§ What is needed
Search the material for the string "Aktien", then return every line where it is found.

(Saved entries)
===============
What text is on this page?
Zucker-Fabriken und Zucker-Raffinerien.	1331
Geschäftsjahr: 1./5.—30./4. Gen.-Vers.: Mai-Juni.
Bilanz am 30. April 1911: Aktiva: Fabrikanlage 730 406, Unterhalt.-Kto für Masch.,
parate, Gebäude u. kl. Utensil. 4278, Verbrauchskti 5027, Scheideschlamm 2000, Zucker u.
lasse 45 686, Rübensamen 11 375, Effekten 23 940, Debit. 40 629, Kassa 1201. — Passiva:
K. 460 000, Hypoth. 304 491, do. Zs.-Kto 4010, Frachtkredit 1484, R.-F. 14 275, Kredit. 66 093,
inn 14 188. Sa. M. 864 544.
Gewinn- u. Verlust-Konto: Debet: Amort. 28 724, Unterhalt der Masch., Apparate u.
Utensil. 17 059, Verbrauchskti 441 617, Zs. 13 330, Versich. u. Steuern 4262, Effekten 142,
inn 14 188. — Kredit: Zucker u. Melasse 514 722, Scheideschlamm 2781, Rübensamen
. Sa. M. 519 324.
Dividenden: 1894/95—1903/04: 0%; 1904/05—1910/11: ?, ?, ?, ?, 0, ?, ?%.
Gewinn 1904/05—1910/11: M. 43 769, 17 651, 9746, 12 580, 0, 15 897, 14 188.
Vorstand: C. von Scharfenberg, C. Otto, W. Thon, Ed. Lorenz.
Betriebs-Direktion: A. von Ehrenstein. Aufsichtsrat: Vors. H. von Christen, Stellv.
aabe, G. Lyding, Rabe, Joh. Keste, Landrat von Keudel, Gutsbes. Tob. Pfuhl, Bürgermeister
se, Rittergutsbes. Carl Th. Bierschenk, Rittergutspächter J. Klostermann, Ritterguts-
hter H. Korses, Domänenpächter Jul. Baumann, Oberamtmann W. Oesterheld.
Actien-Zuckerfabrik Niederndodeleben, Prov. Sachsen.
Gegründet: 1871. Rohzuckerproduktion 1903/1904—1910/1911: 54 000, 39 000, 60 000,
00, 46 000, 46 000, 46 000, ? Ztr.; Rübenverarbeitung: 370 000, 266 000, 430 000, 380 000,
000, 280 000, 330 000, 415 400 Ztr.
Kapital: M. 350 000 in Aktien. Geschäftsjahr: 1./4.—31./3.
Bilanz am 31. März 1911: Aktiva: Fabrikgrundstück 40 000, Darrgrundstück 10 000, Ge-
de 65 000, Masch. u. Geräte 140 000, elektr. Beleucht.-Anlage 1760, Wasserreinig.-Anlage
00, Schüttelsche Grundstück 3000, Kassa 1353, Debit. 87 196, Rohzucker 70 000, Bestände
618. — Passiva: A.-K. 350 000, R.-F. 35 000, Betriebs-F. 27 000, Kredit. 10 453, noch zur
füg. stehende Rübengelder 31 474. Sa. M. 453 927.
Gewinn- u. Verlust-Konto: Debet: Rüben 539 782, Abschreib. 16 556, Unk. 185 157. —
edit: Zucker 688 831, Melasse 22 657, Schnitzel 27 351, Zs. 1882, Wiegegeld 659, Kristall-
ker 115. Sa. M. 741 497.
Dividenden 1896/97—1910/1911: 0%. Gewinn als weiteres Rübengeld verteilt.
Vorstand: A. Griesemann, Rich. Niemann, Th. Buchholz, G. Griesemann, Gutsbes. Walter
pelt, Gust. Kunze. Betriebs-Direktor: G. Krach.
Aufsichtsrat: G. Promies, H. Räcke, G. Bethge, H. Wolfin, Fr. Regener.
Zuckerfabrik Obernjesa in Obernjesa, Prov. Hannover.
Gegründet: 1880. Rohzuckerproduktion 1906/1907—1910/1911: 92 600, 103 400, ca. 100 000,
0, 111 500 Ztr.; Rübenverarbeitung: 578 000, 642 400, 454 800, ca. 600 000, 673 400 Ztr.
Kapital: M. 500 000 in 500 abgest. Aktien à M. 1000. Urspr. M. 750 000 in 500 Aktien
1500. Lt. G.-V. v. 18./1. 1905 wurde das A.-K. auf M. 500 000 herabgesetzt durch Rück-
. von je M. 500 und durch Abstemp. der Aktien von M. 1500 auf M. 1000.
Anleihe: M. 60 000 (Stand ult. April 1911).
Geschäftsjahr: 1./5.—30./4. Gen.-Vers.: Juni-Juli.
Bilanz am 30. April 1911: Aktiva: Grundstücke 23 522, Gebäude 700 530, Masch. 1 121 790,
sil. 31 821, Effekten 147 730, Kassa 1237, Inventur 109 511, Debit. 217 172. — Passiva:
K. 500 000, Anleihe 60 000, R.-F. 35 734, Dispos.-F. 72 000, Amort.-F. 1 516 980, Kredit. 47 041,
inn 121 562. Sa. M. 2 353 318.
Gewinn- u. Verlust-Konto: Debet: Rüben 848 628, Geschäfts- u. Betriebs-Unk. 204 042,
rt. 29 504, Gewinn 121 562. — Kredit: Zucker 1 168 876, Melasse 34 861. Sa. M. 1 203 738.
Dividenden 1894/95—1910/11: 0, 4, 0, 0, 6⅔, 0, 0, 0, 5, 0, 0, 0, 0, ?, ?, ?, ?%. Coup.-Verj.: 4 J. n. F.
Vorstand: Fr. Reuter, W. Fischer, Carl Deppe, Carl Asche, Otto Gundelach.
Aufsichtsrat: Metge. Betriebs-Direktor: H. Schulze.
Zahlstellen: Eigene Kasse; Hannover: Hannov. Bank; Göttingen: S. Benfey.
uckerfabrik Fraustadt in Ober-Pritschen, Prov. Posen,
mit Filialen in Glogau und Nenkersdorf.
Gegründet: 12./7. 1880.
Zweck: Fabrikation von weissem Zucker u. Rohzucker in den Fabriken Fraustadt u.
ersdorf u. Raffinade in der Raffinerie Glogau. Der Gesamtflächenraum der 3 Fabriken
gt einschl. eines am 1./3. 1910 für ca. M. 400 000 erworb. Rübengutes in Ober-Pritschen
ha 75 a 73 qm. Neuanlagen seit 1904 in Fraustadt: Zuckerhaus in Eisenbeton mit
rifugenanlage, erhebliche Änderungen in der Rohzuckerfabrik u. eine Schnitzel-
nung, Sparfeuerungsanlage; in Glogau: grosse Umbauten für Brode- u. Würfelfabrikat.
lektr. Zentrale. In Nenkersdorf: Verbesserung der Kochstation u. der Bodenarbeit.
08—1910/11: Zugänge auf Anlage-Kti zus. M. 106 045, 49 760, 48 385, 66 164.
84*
===============
§ Exercise output
Kapital: M. 350 000 in Aktien. Geschäftsjahr: 1./4.—31./3.
Kapital: M. 500 000 in 500 abgest. Aktien à M. 1000. Urspr. M. 750 000 in 500 Aktien
. von je M. 500 und durch Abstemp. der Aktien von M. 1500 auf M. 1000.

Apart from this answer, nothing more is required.